▸ **TASK DIRECTIONS**: Reproduce all of the material below without changing a single character.

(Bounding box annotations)
* * * * * * * * *

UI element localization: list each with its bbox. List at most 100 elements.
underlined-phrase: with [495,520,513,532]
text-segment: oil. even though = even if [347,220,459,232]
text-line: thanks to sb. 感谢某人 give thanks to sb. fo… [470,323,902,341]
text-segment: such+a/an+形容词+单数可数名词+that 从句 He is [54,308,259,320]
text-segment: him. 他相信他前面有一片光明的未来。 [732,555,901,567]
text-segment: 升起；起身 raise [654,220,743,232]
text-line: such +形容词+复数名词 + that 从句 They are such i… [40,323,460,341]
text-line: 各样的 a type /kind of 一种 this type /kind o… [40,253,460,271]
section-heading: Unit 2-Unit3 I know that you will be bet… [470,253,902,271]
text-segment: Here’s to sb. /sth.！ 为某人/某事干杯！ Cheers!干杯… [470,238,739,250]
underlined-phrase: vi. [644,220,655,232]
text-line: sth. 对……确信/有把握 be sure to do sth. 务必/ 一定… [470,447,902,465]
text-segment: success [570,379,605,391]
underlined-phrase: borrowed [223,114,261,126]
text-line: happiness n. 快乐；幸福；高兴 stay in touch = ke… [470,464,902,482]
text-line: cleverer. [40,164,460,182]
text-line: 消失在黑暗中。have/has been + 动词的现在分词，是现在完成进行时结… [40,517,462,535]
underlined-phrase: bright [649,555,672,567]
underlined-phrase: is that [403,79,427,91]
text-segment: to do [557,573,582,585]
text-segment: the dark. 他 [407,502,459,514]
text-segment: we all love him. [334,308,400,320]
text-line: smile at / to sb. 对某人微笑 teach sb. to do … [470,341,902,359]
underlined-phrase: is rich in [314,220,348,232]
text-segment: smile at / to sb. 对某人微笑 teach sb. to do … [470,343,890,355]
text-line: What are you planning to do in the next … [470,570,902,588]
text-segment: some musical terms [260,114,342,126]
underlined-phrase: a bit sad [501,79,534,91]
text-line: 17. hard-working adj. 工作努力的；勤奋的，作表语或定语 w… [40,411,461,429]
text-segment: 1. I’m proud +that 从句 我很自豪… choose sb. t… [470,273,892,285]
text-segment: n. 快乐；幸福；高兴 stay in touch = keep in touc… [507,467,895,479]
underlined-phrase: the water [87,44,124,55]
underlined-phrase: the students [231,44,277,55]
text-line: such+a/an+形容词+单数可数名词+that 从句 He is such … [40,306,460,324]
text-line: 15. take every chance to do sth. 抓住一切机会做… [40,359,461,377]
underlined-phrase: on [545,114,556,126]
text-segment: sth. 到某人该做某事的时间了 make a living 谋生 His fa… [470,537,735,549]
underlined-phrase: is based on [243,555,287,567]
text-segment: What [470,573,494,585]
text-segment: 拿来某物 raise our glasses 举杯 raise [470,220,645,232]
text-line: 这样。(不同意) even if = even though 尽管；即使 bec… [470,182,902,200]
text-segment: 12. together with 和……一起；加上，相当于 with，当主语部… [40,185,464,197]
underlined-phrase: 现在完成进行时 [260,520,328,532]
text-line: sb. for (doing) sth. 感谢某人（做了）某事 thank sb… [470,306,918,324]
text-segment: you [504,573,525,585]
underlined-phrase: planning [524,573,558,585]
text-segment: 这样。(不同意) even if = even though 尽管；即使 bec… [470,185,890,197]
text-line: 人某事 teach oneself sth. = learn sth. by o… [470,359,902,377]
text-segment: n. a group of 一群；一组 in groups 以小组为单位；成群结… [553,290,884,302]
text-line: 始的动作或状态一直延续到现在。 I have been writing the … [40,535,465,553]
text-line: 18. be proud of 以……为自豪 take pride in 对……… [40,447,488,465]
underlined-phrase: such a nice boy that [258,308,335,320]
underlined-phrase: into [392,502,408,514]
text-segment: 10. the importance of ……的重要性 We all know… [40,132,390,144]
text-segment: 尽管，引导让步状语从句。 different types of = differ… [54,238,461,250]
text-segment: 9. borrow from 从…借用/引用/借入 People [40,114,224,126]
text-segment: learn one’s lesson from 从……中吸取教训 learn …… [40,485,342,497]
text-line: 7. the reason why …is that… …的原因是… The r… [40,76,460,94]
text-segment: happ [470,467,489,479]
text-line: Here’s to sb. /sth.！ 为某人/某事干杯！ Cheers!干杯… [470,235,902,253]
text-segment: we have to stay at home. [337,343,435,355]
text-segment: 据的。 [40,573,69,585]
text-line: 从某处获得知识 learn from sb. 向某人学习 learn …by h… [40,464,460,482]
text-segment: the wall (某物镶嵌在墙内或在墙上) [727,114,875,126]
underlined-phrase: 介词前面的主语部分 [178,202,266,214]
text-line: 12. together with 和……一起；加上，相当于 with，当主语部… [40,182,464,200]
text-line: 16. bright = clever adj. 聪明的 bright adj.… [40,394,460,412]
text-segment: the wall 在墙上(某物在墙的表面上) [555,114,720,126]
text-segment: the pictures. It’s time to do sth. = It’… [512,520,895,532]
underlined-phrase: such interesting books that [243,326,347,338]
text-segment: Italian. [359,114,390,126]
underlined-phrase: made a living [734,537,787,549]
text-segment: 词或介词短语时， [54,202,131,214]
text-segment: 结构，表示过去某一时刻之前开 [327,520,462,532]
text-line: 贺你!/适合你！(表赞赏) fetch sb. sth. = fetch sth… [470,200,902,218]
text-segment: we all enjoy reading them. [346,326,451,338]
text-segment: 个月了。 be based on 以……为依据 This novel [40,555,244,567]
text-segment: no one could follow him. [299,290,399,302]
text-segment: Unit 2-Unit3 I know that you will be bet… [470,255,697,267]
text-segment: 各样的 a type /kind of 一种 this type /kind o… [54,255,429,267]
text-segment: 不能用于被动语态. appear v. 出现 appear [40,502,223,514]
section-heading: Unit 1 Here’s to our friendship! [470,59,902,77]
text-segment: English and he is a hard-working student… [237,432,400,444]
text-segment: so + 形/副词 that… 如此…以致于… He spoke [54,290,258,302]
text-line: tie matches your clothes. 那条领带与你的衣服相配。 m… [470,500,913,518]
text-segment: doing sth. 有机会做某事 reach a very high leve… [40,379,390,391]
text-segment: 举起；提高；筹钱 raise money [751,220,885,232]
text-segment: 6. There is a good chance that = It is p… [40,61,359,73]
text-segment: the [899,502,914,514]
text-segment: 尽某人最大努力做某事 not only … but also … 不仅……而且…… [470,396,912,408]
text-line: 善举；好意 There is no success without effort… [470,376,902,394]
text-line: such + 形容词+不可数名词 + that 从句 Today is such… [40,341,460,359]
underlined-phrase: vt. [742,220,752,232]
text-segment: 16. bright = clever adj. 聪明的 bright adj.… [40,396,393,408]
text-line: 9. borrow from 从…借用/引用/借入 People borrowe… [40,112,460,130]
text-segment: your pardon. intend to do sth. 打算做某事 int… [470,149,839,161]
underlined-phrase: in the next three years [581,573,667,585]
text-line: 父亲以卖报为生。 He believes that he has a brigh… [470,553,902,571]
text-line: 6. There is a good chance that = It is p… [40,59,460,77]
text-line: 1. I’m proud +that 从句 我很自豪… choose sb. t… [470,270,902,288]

* * * * * * * * *

▸ **WORKED SOLUTION**:
UI element localization: list each with its bbox. List at most 100 elements.
underlined-phrase: with [495,520,513,532]
text-segment: oil. even though = even if [347,220,459,232]
text-line: thanks to sb. 感谢某人 give thanks to sb. fo… [470,323,902,341]
text-segment: such+a/an+形容词+单数可数名词+that 从句 He is [54,308,259,320]
text-segment: him. 他相信他前面有一片光明的未来。 [732,555,901,567]
text-segment: 升起；起身 raise [654,220,743,232]
text-line: such +形容词+复数名词 + that 从句 They are such i… [40,323,460,341]
text-line: 各样的 a type /kind of 一种 this type /kind o… [40,253,460,271]
section-heading: Unit 2-Unit3 I know that you will be bet… [470,253,902,271]
text-segment: Here’s to sb. /sth.！ 为某人/某事干杯！ Cheers!干杯… [470,238,739,250]
underlined-phrase: vi. [644,220,655,232]
text-line: sth. 对……确信/有把握 be sure to do sth. 务必/ 一定… [470,447,902,465]
text-segment: success [570,379,605,391]
underlined-phrase: borrowed [223,114,261,126]
text-line: happiness n. 快乐；幸福；高兴 stay in touch = ke… [470,464,902,482]
text-line: cleverer. [40,164,460,182]
text-line: 消失在黑暗中。have/has been + 动词的现在分词，是现在完成进行时结… [40,517,462,535]
underlined-phrase: bright [649,555,672,567]
underlined-phrase: is that [403,79,427,91]
text-segment: to do [557,573,582,585]
text-segment: the dark. 他 [407,502,459,514]
text-segment: we all love him. [334,308,400,320]
text-line: smile at / to sb. 对某人微笑 teach sb. to do … [470,341,902,359]
underlined-phrase: is rich in [314,220,348,232]
text-segment: smile at / to sb. 对某人微笑 teach sb. to do … [470,343,890,355]
text-line: What are you planning to do in the next … [470,570,902,588]
text-segment: some musical terms [260,114,342,126]
underlined-phrase: a bit sad [501,79,534,91]
text-line: 17. hard-working adj. 工作努力的；勤奋的，作表语或定语 w… [40,411,461,429]
text-segment: 1. I’m proud +that 从句 我很自豪… choose sb. t… [470,273,892,285]
text-segment: n. 快乐；幸福；高兴 stay in touch = keep in touc… [507,467,895,479]
underlined-phrase: the water [87,44,124,55]
underlined-phrase: the students [231,44,277,55]
text-line: such+a/an+形容词+单数可数名词+that 从句 He is such … [40,306,460,324]
text-line: 15. take every chance to do sth. 抓住一切机会做… [40,359,461,377]
underlined-phrase: on [545,114,556,126]
text-segment: sth. 到某人该做某事的时间了 make a living 谋生 His fa… [470,537,735,549]
underlined-phrase: is based on [243,555,287,567]
text-segment: What [470,573,494,585]
text-segment: 拿来某物 raise our glasses 举杯 raise [470,220,645,232]
text-line: 这样。(不同意) even if = even though 尽管；即使 bec… [470,182,902,200]
text-segment: 12. together with 和……一起；加上，相当于 with，当主语部… [40,185,464,197]
underlined-phrase: 现在完成进行时 [260,520,328,532]
text-line: sb. for (doing) sth. 感谢某人（做了）某事 thank sb… [470,306,918,324]
text-segment: you [504,573,525,585]
underlined-phrase: planning [524,573,558,585]
text-segment: 这样。(不同意) even if = even though 尽管；即使 bec… [470,185,890,197]
text-line: 人某事 teach oneself sth. = learn sth. by o… [470,359,902,377]
text-segment: n. a group of 一群；一组 in groups 以小组为单位；成群结… [553,290,884,302]
text-line: 始的动作或状态一直延续到现在。 I have been writing the … [40,535,465,553]
text-line: 18. be proud of 以……为自豪 take pride in 对……… [40,447,488,465]
underlined-phrase: such a nice boy that [258,308,335,320]
underlined-phrase: into [392,502,408,514]
text-segment: 10. the importance of ……的重要性 We all know… [40,132,390,144]
text-segment: 尽管，引导让步状语从句。 different types of = differ… [54,238,461,250]
text-segment: 9. borrow from 从…借用/引用/借入 People [40,114,224,126]
text-segment: learn one’s lesson from 从……中吸取教训 learn …… [40,485,342,497]
text-line: 7. the reason why …is that… …的原因是… The r… [40,76,460,94]
text-segment: happ [470,467,489,479]
text-line: Here’s to sb. /sth.！ 为某人/某事干杯！ Cheers!干杯… [470,235,902,253]
text-segment: we have to stay at home. [337,343,435,355]
text-segment: 据的。 [40,573,69,585]
text-line: 从某处获得知识 learn from sb. 向某人学习 learn …by h… [40,464,460,482]
text-segment: the wall (某物镶嵌在墙内或在墙上) [727,114,875,126]
underlined-phrase: 介词前面的主语部分 [178,202,266,214]
text-line: 12. together with 和……一起；加上，相当于 with，当主语部… [40,182,464,200]
text-line: 16. bright = clever adj. 聪明的 bright adj.… [40,394,460,412]
text-segment: the wall 在墙上(某物在墙的表面上) [555,114,720,126]
text-segment: the pictures. It’s time to do sth. = It’… [512,520,895,532]
underlined-phrase: such interesting books that [243,326,347,338]
text-segment: Italian. [359,114,390,126]
underlined-phrase: made a living [734,537,787,549]
text-segment: 词或介词短语时， [54,202,131,214]
text-segment: 结构，表示过去某一时刻之前开 [327,520,462,532]
text-line: 贺你!/适合你！(表赞赏) fetch sb. sth. = fetch sth… [470,200,902,218]
text-segment: we all enjoy reading them. [346,326,451,338]
text-segment: 个月了。 be based on 以……为依据 This novel [40,555,244,567]
text-segment: no one could follow him. [299,290,399,302]
text-segment: Unit 2-Unit3 I know that you will be bet… [470,255,697,267]
text-segment: 各样的 a type /kind of 一种 this type /kind o… [54,255,429,267]
text-segment: 不能用于被动语态. appear v. 出现 appear [40,502,223,514]
section-heading: Unit 1 Here’s to our friendship! [470,59,902,77]
text-segment: English and he is a hard-working student… [237,432,400,444]
text-segment: so + 形/副词 that… 如此…以致于… He spoke [54,290,258,302]
text-line: tie matches your clothes. 那条领带与你的衣服相配。 m… [470,500,913,518]
text-segment: doing sth. 有机会做某事 reach a very high leve… [40,379,390,391]
text-segment: 举起；提高；筹钱 raise money [751,220,885,232]
text-segment: 6. There is a good chance that = It is p… [40,61,359,73]
text-segment: the [899,502,914,514]
text-segment: 尽某人最大努力做某事 not only … but also … 不仅……而且…… [470,396,912,408]
text-line: 善举；好意 There is no success without effort… [470,376,902,394]
text-line: such + 形容词+不可数名词 + that 从句 Today is such… [40,341,460,359]
underlined-phrase: vt. [742,220,752,232]
text-segment: 16. bright = clever adj. 聪明的 bright adj.… [40,396,393,408]
text-line: 9. borrow from 从…借用/引用/借入 People borrowe… [40,112,460,130]
text-segment: your pardon. intend to do sth. 打算做某事 int… [470,149,839,161]
underlined-phrase: in the next three years [581,573,667,585]
text-line: 父亲以卖报为生。 He believes that he has a brigh… [470,553,902,571]
text-line: 6. There is a good chance that = It is p… [40,59,460,77]
text-line: 1. I’m proud +that 从句 我很自豪… choose sb. t… [470,270,902,288]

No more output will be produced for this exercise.